#### [DATA EXTRACT]
■ ■ ■ ■ ■ ■ ■

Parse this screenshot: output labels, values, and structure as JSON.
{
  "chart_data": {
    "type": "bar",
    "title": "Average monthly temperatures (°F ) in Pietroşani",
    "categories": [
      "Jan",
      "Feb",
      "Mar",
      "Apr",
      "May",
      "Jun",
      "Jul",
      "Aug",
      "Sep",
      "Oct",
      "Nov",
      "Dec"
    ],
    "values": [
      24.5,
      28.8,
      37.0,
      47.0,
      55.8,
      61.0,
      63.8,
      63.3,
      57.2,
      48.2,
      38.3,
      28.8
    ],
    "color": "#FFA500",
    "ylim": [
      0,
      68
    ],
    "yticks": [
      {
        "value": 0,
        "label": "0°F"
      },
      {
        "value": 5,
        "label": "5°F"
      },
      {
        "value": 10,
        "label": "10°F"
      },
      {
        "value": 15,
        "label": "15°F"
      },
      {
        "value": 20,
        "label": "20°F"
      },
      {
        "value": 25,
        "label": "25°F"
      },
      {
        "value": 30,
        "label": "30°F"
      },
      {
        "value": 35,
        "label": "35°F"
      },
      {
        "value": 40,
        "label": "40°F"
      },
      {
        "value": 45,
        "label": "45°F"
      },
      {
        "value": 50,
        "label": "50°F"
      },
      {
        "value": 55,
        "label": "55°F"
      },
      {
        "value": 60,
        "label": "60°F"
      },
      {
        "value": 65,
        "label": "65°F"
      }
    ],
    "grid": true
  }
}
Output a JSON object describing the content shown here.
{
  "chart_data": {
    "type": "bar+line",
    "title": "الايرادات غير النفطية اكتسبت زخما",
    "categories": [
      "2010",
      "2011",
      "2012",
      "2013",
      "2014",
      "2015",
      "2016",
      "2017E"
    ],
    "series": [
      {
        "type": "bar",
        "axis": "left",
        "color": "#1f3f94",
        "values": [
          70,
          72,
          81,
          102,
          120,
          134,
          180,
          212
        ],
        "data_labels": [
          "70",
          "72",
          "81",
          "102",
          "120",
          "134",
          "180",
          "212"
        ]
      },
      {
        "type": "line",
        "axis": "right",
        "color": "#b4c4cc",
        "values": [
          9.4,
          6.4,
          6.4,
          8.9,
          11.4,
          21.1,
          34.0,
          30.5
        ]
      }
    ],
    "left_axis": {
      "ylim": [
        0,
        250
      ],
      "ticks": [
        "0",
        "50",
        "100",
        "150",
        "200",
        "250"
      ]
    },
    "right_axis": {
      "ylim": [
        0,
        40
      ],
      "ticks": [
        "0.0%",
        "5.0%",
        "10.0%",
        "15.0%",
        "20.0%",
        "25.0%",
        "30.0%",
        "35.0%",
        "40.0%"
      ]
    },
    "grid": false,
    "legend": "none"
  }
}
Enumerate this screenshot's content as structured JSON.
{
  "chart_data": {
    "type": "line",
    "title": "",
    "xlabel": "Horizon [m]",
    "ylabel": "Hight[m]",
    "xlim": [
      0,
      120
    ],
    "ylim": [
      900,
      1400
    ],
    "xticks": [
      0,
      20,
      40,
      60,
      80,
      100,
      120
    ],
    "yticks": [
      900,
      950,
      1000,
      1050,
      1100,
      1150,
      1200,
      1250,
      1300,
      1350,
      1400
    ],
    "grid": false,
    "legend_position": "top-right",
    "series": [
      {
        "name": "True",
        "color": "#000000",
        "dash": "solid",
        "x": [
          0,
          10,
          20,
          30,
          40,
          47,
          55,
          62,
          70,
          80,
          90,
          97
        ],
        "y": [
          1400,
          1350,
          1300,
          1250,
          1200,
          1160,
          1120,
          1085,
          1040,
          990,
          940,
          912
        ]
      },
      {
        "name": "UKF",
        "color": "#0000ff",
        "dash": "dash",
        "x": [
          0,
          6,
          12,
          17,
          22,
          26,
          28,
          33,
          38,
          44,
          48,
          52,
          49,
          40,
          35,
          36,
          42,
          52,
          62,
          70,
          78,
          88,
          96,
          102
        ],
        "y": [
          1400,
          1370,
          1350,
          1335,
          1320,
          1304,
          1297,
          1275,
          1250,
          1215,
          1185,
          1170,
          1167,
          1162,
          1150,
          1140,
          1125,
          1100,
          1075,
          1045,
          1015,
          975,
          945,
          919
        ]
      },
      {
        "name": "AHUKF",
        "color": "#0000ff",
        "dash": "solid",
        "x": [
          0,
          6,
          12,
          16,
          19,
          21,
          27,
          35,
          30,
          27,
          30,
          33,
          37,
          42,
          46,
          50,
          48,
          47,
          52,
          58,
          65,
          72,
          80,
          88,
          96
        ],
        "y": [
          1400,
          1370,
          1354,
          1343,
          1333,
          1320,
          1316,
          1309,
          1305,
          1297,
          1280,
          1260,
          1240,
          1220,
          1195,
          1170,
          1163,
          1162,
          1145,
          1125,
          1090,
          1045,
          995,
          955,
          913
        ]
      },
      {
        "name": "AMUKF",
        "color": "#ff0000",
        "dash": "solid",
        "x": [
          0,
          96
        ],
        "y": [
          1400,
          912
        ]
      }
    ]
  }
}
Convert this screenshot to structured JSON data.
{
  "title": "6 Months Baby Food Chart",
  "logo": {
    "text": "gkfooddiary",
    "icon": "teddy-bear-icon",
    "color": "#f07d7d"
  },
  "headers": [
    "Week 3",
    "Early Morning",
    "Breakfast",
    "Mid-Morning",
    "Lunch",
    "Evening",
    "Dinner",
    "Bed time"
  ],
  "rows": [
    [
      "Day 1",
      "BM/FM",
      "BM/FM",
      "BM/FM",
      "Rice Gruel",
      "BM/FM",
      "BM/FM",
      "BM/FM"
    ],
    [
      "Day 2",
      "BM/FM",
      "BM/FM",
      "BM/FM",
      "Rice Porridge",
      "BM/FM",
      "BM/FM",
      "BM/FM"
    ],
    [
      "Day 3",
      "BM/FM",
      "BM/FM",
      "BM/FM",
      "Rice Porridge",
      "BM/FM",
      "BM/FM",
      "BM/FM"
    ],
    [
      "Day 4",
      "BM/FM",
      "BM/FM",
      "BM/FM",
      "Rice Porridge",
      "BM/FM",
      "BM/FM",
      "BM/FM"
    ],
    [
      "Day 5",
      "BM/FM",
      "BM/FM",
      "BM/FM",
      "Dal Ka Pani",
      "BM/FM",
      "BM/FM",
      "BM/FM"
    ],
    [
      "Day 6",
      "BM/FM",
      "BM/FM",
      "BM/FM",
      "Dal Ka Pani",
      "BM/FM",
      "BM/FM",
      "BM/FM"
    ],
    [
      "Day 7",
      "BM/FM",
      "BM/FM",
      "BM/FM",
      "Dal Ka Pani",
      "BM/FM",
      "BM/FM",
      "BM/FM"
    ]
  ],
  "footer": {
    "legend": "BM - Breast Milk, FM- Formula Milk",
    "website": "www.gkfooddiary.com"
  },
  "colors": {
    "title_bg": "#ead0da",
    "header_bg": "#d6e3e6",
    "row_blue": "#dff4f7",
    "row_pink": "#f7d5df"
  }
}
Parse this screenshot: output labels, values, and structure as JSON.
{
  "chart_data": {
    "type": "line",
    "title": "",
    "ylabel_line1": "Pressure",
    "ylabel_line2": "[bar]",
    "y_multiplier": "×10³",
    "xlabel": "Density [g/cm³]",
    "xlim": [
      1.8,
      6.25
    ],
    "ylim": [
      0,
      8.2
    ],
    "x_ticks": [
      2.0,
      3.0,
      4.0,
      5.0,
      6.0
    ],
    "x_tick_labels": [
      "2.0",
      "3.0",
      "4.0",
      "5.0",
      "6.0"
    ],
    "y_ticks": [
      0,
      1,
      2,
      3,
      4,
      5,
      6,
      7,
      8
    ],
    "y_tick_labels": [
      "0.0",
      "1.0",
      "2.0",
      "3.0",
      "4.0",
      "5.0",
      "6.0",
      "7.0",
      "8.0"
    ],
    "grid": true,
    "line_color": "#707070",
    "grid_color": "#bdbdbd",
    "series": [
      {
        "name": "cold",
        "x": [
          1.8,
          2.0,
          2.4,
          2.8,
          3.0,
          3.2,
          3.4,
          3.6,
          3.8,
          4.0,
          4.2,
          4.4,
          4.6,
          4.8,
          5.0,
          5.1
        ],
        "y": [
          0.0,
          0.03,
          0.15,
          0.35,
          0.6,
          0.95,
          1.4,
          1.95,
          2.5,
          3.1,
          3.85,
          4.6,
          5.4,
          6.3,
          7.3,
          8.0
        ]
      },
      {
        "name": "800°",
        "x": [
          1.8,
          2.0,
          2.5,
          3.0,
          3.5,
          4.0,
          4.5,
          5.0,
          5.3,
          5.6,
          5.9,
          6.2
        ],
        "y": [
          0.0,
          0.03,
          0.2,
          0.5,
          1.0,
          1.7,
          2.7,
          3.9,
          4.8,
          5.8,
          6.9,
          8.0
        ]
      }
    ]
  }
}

■ ■ ■ ■ ■ ■ ■

#### [WRITTEN PROBLEM]
Which lines contain the word "this"? Copy each one.

#### [ANSWER TO THE TASK]
Parse this screenshot: output labels, values, and structure as JSON.
Enumerate this screenshot's content as structured JSON.
Convert this screenshot to structured JSON data.
Parse this screenshot: output labels, values, and structure as JSON.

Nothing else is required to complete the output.